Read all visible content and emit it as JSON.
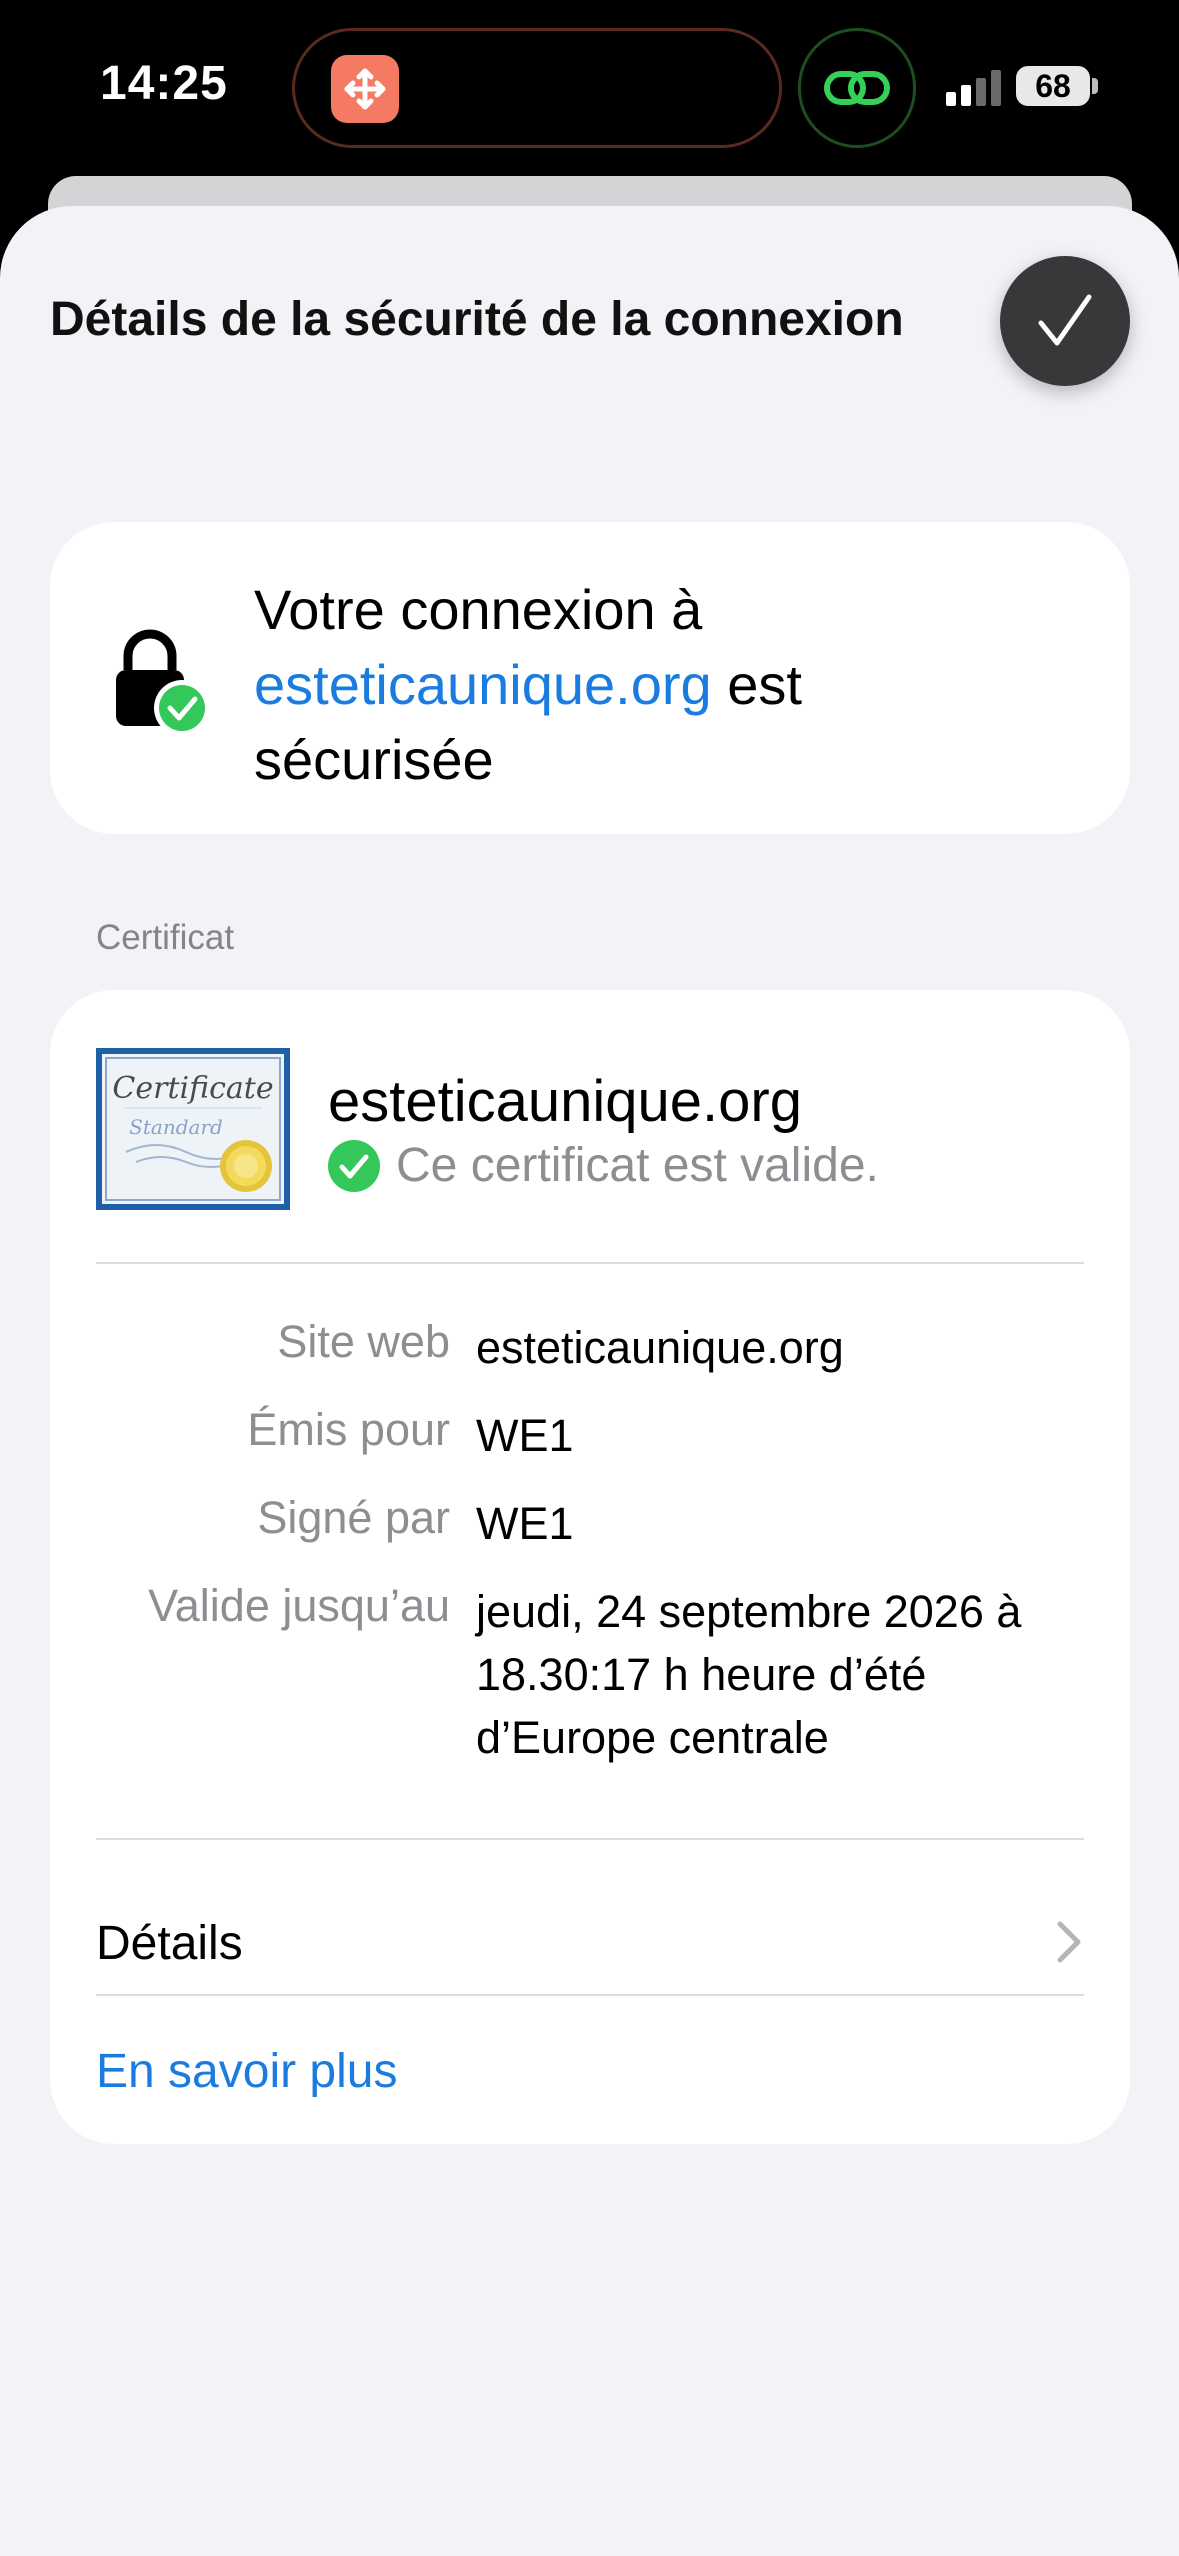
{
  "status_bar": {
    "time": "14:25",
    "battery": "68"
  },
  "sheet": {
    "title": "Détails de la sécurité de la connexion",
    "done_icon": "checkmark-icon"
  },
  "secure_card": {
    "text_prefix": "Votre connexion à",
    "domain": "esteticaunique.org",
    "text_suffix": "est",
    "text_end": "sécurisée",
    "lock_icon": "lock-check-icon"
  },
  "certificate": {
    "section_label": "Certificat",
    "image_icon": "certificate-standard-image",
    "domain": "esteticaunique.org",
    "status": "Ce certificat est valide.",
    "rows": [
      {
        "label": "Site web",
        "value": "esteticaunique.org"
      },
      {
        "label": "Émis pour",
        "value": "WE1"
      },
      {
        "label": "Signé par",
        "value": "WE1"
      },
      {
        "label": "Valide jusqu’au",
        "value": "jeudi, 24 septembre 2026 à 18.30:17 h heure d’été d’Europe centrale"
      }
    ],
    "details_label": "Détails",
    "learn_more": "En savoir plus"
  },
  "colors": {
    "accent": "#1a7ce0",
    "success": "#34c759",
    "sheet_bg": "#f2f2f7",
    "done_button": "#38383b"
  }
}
____________
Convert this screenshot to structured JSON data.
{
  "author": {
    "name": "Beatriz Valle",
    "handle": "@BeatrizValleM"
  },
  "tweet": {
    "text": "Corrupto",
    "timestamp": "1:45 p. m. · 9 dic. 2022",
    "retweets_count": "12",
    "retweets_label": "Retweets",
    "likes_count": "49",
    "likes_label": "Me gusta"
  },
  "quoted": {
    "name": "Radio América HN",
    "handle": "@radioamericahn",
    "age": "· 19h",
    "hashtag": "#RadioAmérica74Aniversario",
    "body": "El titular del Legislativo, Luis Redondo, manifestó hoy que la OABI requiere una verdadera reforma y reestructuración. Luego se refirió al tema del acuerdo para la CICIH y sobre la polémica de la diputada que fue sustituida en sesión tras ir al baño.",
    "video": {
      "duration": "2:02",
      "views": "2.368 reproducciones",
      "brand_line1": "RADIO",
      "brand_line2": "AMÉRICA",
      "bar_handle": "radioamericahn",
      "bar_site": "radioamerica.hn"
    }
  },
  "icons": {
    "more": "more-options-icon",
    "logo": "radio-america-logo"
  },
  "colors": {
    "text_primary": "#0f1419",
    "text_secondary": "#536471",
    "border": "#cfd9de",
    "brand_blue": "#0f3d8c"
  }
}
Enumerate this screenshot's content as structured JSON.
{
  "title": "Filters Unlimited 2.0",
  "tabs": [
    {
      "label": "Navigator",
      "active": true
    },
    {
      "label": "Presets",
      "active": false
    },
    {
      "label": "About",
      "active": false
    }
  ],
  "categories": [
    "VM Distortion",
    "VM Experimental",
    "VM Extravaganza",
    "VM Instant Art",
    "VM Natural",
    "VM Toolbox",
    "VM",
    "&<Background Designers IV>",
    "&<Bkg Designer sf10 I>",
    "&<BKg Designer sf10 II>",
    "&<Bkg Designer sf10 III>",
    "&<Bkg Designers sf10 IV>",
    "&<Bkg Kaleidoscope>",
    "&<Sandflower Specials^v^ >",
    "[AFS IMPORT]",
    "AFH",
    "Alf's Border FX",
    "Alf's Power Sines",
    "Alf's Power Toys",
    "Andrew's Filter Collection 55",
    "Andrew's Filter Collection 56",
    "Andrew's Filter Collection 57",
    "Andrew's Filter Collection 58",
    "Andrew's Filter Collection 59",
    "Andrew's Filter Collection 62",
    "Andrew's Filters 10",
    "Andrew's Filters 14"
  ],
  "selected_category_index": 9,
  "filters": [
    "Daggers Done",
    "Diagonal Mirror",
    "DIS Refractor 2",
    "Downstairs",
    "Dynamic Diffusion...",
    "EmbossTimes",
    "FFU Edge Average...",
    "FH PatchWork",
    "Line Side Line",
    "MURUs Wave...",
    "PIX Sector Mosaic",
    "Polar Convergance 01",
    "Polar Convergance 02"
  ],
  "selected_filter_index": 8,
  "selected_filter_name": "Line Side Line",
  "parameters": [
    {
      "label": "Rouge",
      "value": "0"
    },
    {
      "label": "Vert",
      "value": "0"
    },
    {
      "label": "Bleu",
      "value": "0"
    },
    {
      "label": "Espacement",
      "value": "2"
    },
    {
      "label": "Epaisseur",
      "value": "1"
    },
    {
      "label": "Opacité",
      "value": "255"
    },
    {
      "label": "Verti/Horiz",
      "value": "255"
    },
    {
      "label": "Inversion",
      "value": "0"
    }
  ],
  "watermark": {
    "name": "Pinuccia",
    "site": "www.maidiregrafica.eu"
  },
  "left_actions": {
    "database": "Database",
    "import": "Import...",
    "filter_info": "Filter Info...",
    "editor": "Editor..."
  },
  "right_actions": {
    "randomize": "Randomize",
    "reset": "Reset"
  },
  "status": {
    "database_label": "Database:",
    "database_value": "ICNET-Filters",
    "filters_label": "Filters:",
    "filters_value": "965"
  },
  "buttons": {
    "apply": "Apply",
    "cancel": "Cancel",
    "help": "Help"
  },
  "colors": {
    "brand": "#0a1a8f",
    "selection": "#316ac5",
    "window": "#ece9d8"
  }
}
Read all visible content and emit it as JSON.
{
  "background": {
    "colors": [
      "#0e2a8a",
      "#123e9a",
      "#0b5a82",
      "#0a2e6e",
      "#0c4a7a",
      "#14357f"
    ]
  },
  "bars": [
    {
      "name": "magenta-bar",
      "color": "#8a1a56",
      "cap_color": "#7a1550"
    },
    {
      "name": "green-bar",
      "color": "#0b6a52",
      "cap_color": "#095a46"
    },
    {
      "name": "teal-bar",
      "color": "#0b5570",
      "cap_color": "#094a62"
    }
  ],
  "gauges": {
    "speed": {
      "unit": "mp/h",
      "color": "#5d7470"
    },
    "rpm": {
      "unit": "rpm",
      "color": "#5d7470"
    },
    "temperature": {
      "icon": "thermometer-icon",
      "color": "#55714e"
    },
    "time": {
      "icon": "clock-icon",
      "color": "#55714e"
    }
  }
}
____________
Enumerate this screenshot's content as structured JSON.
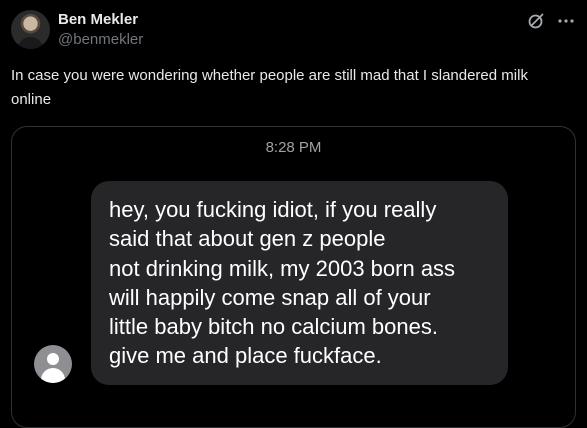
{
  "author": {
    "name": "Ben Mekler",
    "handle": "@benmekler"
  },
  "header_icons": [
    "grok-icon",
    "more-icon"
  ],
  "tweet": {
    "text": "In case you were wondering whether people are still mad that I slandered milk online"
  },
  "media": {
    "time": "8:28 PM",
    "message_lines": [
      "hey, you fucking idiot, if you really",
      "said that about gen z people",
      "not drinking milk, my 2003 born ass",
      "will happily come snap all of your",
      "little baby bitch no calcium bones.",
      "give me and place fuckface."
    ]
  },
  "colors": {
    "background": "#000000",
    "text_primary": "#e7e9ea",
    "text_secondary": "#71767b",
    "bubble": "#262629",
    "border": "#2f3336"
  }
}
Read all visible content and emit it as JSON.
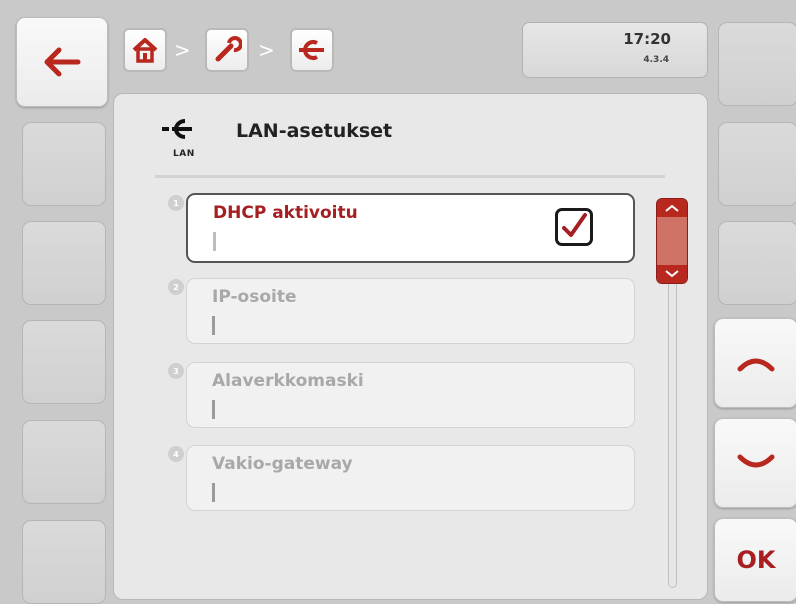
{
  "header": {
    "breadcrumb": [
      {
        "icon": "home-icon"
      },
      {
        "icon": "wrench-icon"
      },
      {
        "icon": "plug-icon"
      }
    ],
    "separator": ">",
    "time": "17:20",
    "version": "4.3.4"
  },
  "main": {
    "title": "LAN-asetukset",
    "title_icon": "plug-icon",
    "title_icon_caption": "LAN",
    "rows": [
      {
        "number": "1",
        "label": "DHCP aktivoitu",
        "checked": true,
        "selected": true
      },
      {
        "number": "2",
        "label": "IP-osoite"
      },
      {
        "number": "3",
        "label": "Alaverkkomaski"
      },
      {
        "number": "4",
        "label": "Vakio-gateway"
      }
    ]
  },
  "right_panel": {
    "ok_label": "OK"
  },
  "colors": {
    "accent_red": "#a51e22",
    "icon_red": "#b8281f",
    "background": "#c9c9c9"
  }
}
____________
__Task requirements__:
Of the lines above, copy each that contains "Collection".

__Task response__:
    "Andrew's Filter Collection 55",
    "Andrew's Filter Collection 56",
    "Andrew's Filter Collection 57",
    "Andrew's Filter Collection 58",
    "Andrew's Filter Collection 59",
    "Andrew's Filter Collection 62",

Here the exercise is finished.